Task prompt: Reproduce each line of the material exactly, minus any picture.

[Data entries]
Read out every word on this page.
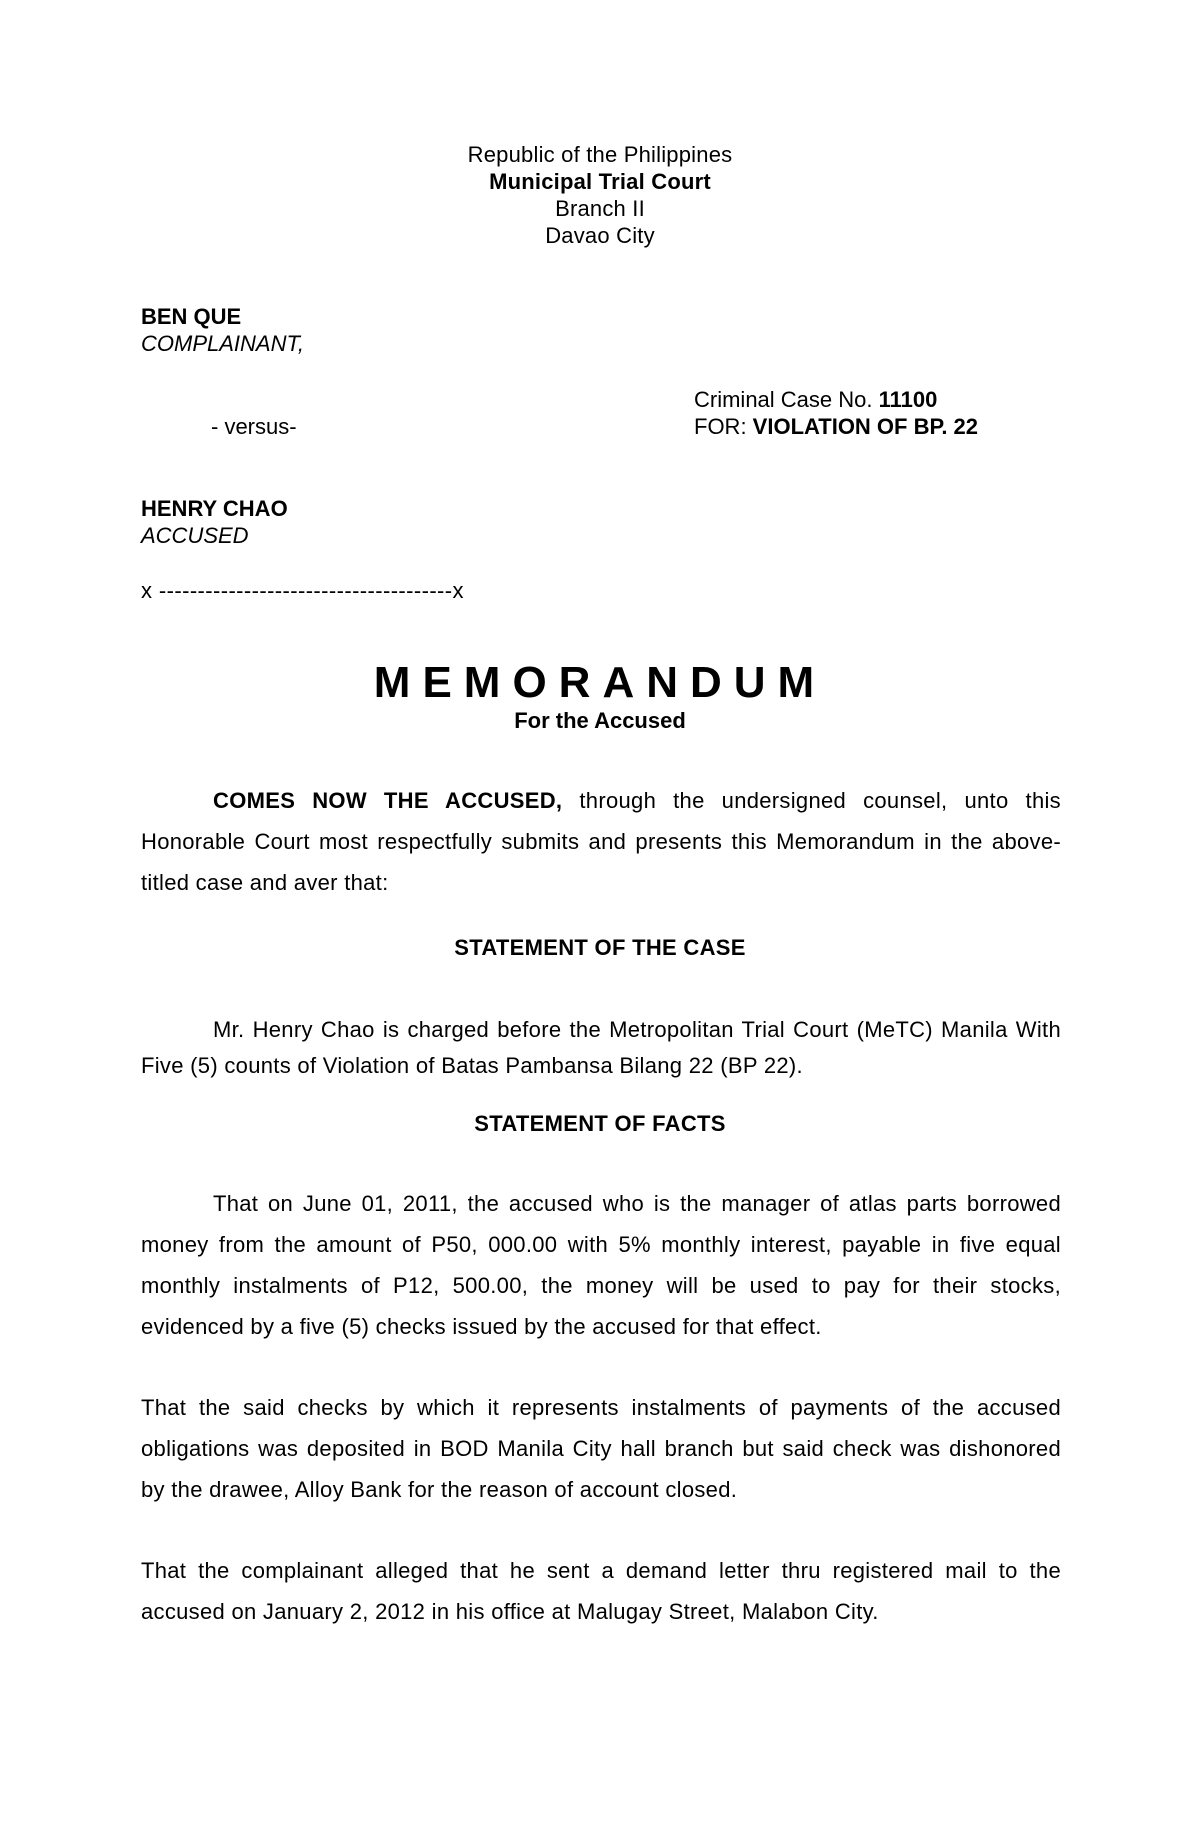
Republic of the Philippines
Municipal Trial Court
Branch II
Davao City
BEN QUE
COMPLAINANT,
- versus-
Criminal Case No. 11100
FOR: VIOLATION OF BP. 22
HENRY CHAO
ACCUSED
x --------------------------------------x
MEMORANDUM
For the Accused
COMES NOW THE ACCUSED, through the undersigned counsel, unto this Honorable Court most respectfully submits and presents this Memorandum in the above-titled case and aver that:
STATEMENT OF THE CASE
Mr. Henry Chao is charged before the Metropolitan Trial Court (MeTC) Manila With Five (5) counts of Violation of Batas Pambansa Bilang 22 (BP 22).
STATEMENT OF FACTS
That on June 01, 2011, the accused who is the manager of atlas parts borrowed money from the amount of P50, 000.00 with 5% monthly interest, payable in five equal monthly instalments of P12, 500.00, the money will be used to pay for their stocks, evidenced by a five (5) checks issued by the accused for that effect.
That the said checks by which it represents instalments of payments of the accused obligations was deposited in BOD Manila City hall branch but said check was dishonored by the drawee, Alloy Bank for the reason of account closed.
That the complainant alleged that he sent a demand letter thru registered mail to the accused on January 2, 2012 in his office at Malugay Street, Malabon City.
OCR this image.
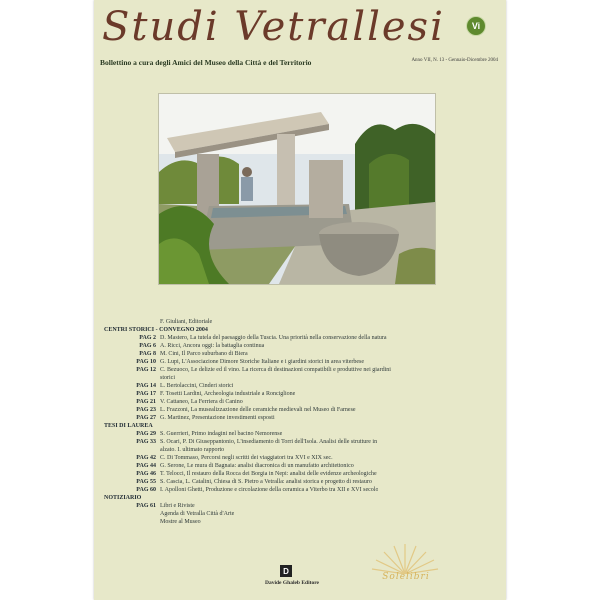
Studi Vetrallesi	Vi
Bollettino a cura degli Amici del Museo della Città e del Territorio	Anno VII, N. 13 - Gennaio-Dicembre 2004
F. Giuliani, Editoriale
CENTRI STORICI - CONVEGNO 2004
PAG 2 D. Mastero, La tutela del paesaggio della Tuscia. Una priorità nella conservazione della natura
PAG 6 A. Ricci, Ancora oggi: la battaglia continua
PAG 8 M. Cini, Il Parco suburbano di Biera
PAG 10 G. Lupi, L'Associazione Dimore Storiche Italiane e i giardini storici in area viterbese
PAG 12 C. Bezuoco, Le delizie ed il vino. La ricerca di destinazioni compatibili e produttive nei giardini
storici
PAG 14 L. Bertolaccini, Cinderi storici
PAG 17 F. Tosetti Lardini, Archeologia industriale a Ronciglione
PAG 21 V. Cattaneo, La Ferriera di Canino
PAG 23 L. Frazzoni, La musealizzazione delle ceramiche medievali nel Museo di Farnese
PAG 27 G. Martinez, Presentazione investimenti esposti
TESI DI LAUREA
PAG 29 S. Guerrieri, Primo indagini nel bacino Nemorense
PAG 33 S. Ocari, P. Di Giuseppantonio, L'insediamento di Torri dell'Isola. Analisi delle strutture in
alzato. I. ultimato rapporto
PAG 42 C. Di Tommaso, Percorsi negli scritti dei viaggiatori tra XVI e XIX sec.
PAG 44 G. Serone, Le mura di Bagnaia: analisi diacronica di un manufatto architettonico
PAG 46 T. Telocci, Il restauro della Rocca dei Borgia in Nepi: analisi delle evidenze archeologiche
PAG 55 S. Cascia, L. Catalini, Chiesa di S. Pietro a Vetralla: analisi storica e progetto di restauro
PAG 60 I. Apolloni Ghetti, Produzione e circolazione della ceramica a Viterbo tra XII e XVI secolo
NOTIZIARIO
PAG 61 Libri e Riviste
Agenda di Vetralla Città d'Arte
Mostre al Museo
Solelibri
D
Davide Ghaleb Editore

Response to the exercise:
Read out every word on this page.
Republic of the Philippines
Municipal Trial Court
Branch II
Davao City
BEN QUE
COMPLAINANT,
- versus-
Criminal Case No. 11100
FOR: VIOLATION OF BP. 22
HENRY CHAO
ACCUSED
x --------------------------------------x
MEMORANDUM
For the Accused
COMES NOW THE ACCUSED, through the undersigned counsel, unto this Honorable Court most respectfully submits and presents this Memorandum in the above-titled case and aver that:
STATEMENT OF THE CASE
Mr. Henry Chao is charged before the Metropolitan Trial Court (MeTC) Manila With Five (5) counts of Violation of Batas Pambansa Bilang 22 (BP 22).
STATEMENT OF FACTS
That on June 01, 2011, the accused who is the manager of atlas parts borrowed money from the amount of P50, 000.00 with 5% monthly interest, payable in five equal monthly instalments of P12, 500.00, the money will be used to pay for their stocks, evidenced by a five (5) checks issued by the accused for that effect.
That the said checks by which it represents instalments of payments of the accused obligations was deposited in BOD Manila City hall branch but said check was dishonored by the drawee, Alloy Bank for the reason of account closed.
That the complainant alleged that he sent a demand letter thru registered mail to the accused on January 2, 2012 in his office at Malugay Street, Malabon City.
OCR this image.
Studi Vetrallesi	Vi
Bollettino a cura degli Amici del Museo della Città e del Territorio	Anno VII, N. 13 - Gennaio-Dicembre 2004
F. Giuliani, Editoriale
CENTRI STORICI - CONVEGNO 2004
PAG 2 D. Mastero, La tutela del paesaggio della Tuscia. Una priorità nella conservazione della natura
PAG 6 A. Ricci, Ancora oggi: la battaglia continua
PAG 8 M. Cini, Il Parco suburbano di Biera
PAG 10 G. Lupi, L'Associazione Dimore Storiche Italiane e i giardini storici in area viterbese
PAG 12 C. Bezuoco, Le delizie ed il vino. La ricerca di destinazioni compatibili e produttive nei giardini
storici
PAG 14 L. Bertolaccini, Cinderi storici
PAG 17 F. Tosetti Lardini, Archeologia industriale a Ronciglione
PAG 21 V. Cattaneo, La Ferriera di Canino
PAG 23 L. Frazzoni, La musealizzazione delle ceramiche medievali nel Museo di Farnese
PAG 27 G. Martinez, Presentazione investimenti esposti
TESI DI LAUREA
PAG 29 S. Guerrieri, Primo indagini nel bacino Nemorense
PAG 33 S. Ocari, P. Di Giuseppantonio, L'insediamento di Torri dell'Isola. Analisi delle strutture in
alzato. I. ultimato rapporto
PAG 42 C. Di Tommaso, Percorsi negli scritti dei viaggiatori tra XVI e XIX sec.
PAG 44 G. Serone, Le mura di Bagnaia: analisi diacronica di un manufatto architettonico
PAG 46 T. Telocci, Il restauro della Rocca dei Borgia in Nepi: analisi delle evidenze archeologiche
PAG 55 S. Cascia, L. Catalini, Chiesa di S. Pietro a Vetralla: analisi storica e progetto di restauro
PAG 60 I. Apolloni Ghetti, Produzione e circolazione della ceramica a Viterbo tra XII e XVI secolo
NOTIZIARIO
PAG 61 Libri e Riviste
Agenda di Vetralla Città d'Arte
Mostre al Museo
Solelibri
D
Davide Ghaleb Editore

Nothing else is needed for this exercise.